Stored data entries
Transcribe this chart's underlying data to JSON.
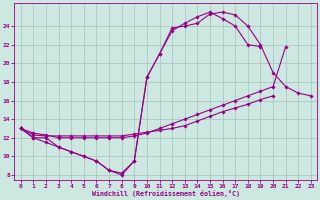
{
  "xlabel": "Windchill (Refroidissement éolien,°C)",
  "bg_color": "#cce8e0",
  "grid_color": "#aac8c0",
  "line_color": "#990088",
  "xlim": [
    -0.5,
    23.5
  ],
  "ylim": [
    7.5,
    26.5
  ],
  "xticks": [
    0,
    1,
    2,
    3,
    4,
    5,
    6,
    7,
    8,
    9,
    10,
    11,
    12,
    13,
    14,
    15,
    16,
    17,
    18,
    19,
    20,
    21,
    22,
    23
  ],
  "yticks": [
    8,
    10,
    12,
    14,
    16,
    18,
    20,
    22,
    24
  ],
  "lines": [
    {
      "x": [
        0,
        1,
        2,
        3,
        4,
        5,
        6,
        7,
        8,
        9,
        10,
        11,
        12,
        13,
        14,
        15,
        16,
        17,
        18,
        19,
        20,
        21,
        22,
        23
      ],
      "y": [
        13,
        12,
        12,
        11,
        10.5,
        10,
        9.5,
        8.5,
        8.2,
        9.5,
        18.5,
        21,
        23.8,
        24.0,
        24.3,
        25.3,
        25.5,
        25.2,
        24.0,
        22.0,
        19.0,
        17.5,
        16.8,
        16.5
      ]
    },
    {
      "x": [
        0,
        1,
        2,
        3,
        4,
        5,
        6,
        7,
        8,
        9,
        10,
        11,
        12,
        13,
        14,
        15,
        16,
        17,
        18,
        19,
        20,
        21
      ],
      "y": [
        13,
        12,
        11.5,
        11,
        10.5,
        10,
        9.5,
        8.5,
        8.0,
        9.5,
        18.5,
        21,
        23.5,
        24.3,
        25.0,
        25.5,
        24.8,
        24.0,
        22.0,
        21.8,
        null,
        null
      ]
    },
    {
      "x": [
        0,
        1,
        2,
        3,
        4,
        5,
        6,
        7,
        8,
        9,
        10,
        11,
        12,
        13,
        14,
        15,
        16,
        17,
        18,
        19,
        20,
        21,
        22,
        23
      ],
      "y": [
        13,
        12.3,
        12.2,
        12.2,
        12.2,
        12.2,
        12.2,
        12.2,
        12.2,
        12.4,
        12.6,
        12.8,
        13.0,
        13.3,
        13.8,
        14.3,
        14.8,
        15.2,
        15.6,
        16.1,
        16.5,
        null,
        null,
        null
      ]
    },
    {
      "x": [
        0,
        1,
        2,
        3,
        4,
        5,
        6,
        7,
        8,
        9,
        10,
        11,
        12,
        13,
        14,
        15,
        16,
        17,
        18,
        19,
        20,
        21,
        22,
        23
      ],
      "y": [
        13,
        12.5,
        12.3,
        12.0,
        12.0,
        12.0,
        12.0,
        12.0,
        12.0,
        12.2,
        12.5,
        13.0,
        13.5,
        14.0,
        14.5,
        15.0,
        15.5,
        16.0,
        16.5,
        17.0,
        17.5,
        21.8,
        null,
        null
      ]
    }
  ]
}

**PROBLEM TO SOLVE**
Omit every picture, then repeat the remaining data exactly as it appears above.

**TASK OUTPUT**
Transcribe this chart's underlying data to JSON.
{
  "xlabel": "Windchill (Refroidissement éolien,°C)",
  "bg_color": "#cce8e0",
  "grid_color": "#aac8c0",
  "line_color": "#990088",
  "xlim": [
    -0.5,
    23.5
  ],
  "ylim": [
    7.5,
    26.5
  ],
  "xticks": [
    0,
    1,
    2,
    3,
    4,
    5,
    6,
    7,
    8,
    9,
    10,
    11,
    12,
    13,
    14,
    15,
    16,
    17,
    18,
    19,
    20,
    21,
    22,
    23
  ],
  "yticks": [
    8,
    10,
    12,
    14,
    16,
    18,
    20,
    22,
    24
  ],
  "lines": [
    {
      "x": [
        0,
        1,
        2,
        3,
        4,
        5,
        6,
        7,
        8,
        9,
        10,
        11,
        12,
        13,
        14,
        15,
        16,
        17,
        18,
        19,
        20,
        21,
        22,
        23
      ],
      "y": [
        13,
        12,
        12,
        11,
        10.5,
        10,
        9.5,
        8.5,
        8.2,
        9.5,
        18.5,
        21,
        23.8,
        24.0,
        24.3,
        25.3,
        25.5,
        25.2,
        24.0,
        22.0,
        19.0,
        17.5,
        16.8,
        16.5
      ]
    },
    {
      "x": [
        0,
        1,
        2,
        3,
        4,
        5,
        6,
        7,
        8,
        9,
        10,
        11,
        12,
        13,
        14,
        15,
        16,
        17,
        18,
        19,
        20,
        21
      ],
      "y": [
        13,
        12,
        11.5,
        11,
        10.5,
        10,
        9.5,
        8.5,
        8.0,
        9.5,
        18.5,
        21,
        23.5,
        24.3,
        25.0,
        25.5,
        24.8,
        24.0,
        22.0,
        21.8,
        null,
        null
      ]
    },
    {
      "x": [
        0,
        1,
        2,
        3,
        4,
        5,
        6,
        7,
        8,
        9,
        10,
        11,
        12,
        13,
        14,
        15,
        16,
        17,
        18,
        19,
        20,
        21,
        22,
        23
      ],
      "y": [
        13,
        12.3,
        12.2,
        12.2,
        12.2,
        12.2,
        12.2,
        12.2,
        12.2,
        12.4,
        12.6,
        12.8,
        13.0,
        13.3,
        13.8,
        14.3,
        14.8,
        15.2,
        15.6,
        16.1,
        16.5,
        null,
        null,
        null
      ]
    },
    {
      "x": [
        0,
        1,
        2,
        3,
        4,
        5,
        6,
        7,
        8,
        9,
        10,
        11,
        12,
        13,
        14,
        15,
        16,
        17,
        18,
        19,
        20,
        21,
        22,
        23
      ],
      "y": [
        13,
        12.5,
        12.3,
        12.0,
        12.0,
        12.0,
        12.0,
        12.0,
        12.0,
        12.2,
        12.5,
        13.0,
        13.5,
        14.0,
        14.5,
        15.0,
        15.5,
        16.0,
        16.5,
        17.0,
        17.5,
        21.8,
        null,
        null
      ]
    }
  ]
}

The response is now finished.